═══ Data excerpts
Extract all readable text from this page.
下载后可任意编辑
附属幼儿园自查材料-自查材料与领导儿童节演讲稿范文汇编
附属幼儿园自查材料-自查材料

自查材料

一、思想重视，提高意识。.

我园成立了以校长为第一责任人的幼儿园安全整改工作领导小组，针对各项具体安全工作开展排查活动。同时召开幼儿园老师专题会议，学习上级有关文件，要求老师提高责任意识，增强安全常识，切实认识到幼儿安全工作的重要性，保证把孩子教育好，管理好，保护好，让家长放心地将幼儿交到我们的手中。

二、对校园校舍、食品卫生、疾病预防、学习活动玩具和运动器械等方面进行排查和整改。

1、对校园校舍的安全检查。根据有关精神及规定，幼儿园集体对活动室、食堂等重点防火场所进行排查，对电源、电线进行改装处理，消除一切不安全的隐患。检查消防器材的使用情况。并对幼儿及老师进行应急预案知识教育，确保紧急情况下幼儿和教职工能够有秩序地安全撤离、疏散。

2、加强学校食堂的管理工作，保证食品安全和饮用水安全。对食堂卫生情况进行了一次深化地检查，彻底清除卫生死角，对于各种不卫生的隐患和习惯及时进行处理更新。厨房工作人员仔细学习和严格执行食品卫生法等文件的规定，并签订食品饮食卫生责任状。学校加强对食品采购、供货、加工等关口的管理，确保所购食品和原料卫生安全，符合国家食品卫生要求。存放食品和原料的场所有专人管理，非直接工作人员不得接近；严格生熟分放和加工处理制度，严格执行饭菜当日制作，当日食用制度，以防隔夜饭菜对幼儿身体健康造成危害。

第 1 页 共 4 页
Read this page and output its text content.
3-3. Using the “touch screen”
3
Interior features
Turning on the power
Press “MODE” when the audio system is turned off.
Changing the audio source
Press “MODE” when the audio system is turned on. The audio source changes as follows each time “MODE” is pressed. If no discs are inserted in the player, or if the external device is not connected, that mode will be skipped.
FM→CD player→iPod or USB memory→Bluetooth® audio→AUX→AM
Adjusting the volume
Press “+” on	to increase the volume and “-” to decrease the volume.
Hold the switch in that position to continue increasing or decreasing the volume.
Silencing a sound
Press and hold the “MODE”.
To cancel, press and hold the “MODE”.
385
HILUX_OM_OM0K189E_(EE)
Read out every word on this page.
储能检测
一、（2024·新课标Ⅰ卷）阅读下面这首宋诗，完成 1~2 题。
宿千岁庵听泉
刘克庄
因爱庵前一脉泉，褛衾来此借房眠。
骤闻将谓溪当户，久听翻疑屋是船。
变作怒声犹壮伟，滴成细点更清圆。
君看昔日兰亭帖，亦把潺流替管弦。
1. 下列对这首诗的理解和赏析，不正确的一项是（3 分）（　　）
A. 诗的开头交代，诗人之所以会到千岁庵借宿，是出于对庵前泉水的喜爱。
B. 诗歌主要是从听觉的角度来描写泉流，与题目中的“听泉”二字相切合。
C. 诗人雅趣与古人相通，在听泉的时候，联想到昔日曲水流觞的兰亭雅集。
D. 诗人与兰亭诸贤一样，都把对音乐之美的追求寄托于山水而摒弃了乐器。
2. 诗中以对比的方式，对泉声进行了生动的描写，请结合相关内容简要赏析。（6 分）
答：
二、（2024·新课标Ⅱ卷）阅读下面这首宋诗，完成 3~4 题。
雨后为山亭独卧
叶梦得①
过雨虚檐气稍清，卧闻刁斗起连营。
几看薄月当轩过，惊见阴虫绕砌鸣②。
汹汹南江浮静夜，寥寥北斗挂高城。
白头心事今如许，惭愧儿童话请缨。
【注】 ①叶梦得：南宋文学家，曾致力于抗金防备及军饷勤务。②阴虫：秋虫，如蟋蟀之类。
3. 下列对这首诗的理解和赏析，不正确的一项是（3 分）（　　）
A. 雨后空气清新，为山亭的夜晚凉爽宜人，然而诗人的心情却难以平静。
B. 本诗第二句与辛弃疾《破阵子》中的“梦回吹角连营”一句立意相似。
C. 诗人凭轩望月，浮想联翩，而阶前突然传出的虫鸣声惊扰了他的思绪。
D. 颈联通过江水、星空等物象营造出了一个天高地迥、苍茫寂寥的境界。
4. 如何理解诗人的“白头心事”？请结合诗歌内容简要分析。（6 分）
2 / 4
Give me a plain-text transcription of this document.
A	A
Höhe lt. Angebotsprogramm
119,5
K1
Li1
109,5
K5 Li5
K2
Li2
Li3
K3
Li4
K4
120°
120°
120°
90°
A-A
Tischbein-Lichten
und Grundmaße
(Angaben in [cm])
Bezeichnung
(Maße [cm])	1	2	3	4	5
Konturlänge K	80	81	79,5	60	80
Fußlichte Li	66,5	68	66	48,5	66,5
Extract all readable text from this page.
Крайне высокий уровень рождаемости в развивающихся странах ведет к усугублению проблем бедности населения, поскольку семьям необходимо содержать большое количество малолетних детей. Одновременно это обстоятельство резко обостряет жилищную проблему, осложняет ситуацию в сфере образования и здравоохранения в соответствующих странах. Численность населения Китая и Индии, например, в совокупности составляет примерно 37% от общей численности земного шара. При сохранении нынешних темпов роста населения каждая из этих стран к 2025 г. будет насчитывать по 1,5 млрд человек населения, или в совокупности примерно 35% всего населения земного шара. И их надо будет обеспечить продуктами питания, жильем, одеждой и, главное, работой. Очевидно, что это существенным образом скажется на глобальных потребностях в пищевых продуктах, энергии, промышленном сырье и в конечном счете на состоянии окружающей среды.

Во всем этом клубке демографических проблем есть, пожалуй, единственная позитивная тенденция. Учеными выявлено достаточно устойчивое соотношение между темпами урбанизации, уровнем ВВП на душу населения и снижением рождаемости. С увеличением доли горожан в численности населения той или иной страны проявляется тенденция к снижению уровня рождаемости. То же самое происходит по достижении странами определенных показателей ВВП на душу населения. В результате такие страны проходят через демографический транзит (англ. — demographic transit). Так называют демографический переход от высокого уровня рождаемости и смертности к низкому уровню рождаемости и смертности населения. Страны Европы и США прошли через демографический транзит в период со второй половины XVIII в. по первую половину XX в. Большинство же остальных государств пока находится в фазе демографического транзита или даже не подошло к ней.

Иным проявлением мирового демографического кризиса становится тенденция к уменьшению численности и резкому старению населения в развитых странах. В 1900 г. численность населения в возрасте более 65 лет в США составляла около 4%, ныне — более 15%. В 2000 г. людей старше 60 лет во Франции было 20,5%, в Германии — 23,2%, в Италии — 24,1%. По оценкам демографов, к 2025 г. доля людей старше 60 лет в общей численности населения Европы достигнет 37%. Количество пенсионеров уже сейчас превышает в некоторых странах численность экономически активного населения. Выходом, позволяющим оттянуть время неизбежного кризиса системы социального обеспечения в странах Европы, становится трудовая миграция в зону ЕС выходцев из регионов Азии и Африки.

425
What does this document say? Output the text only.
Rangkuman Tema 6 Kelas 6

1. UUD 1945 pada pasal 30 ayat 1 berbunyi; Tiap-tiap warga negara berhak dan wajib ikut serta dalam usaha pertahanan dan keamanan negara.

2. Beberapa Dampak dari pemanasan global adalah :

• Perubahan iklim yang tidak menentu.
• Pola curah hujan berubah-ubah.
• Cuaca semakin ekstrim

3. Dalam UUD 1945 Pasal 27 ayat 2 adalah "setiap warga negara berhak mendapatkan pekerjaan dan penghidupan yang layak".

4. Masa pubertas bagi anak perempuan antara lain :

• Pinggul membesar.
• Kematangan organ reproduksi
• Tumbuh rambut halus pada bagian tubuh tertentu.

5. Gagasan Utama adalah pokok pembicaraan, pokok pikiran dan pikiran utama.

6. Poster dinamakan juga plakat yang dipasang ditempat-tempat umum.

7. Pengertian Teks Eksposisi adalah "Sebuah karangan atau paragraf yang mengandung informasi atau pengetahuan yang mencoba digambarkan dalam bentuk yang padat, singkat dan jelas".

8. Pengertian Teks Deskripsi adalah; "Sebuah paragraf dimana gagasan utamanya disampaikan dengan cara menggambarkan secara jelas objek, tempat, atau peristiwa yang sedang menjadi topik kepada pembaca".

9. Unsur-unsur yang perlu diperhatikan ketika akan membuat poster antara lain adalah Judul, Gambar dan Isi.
══════
Task objective:
Select and copy every line from the records that includes the word "不正确的一项是".

The answer:
1. 下列对这首诗的理解和赏析，不正确的一项是（3 分）（　　）
3. 下列对这首诗的理解和赏析，不正确的一项是（3 分）（　　）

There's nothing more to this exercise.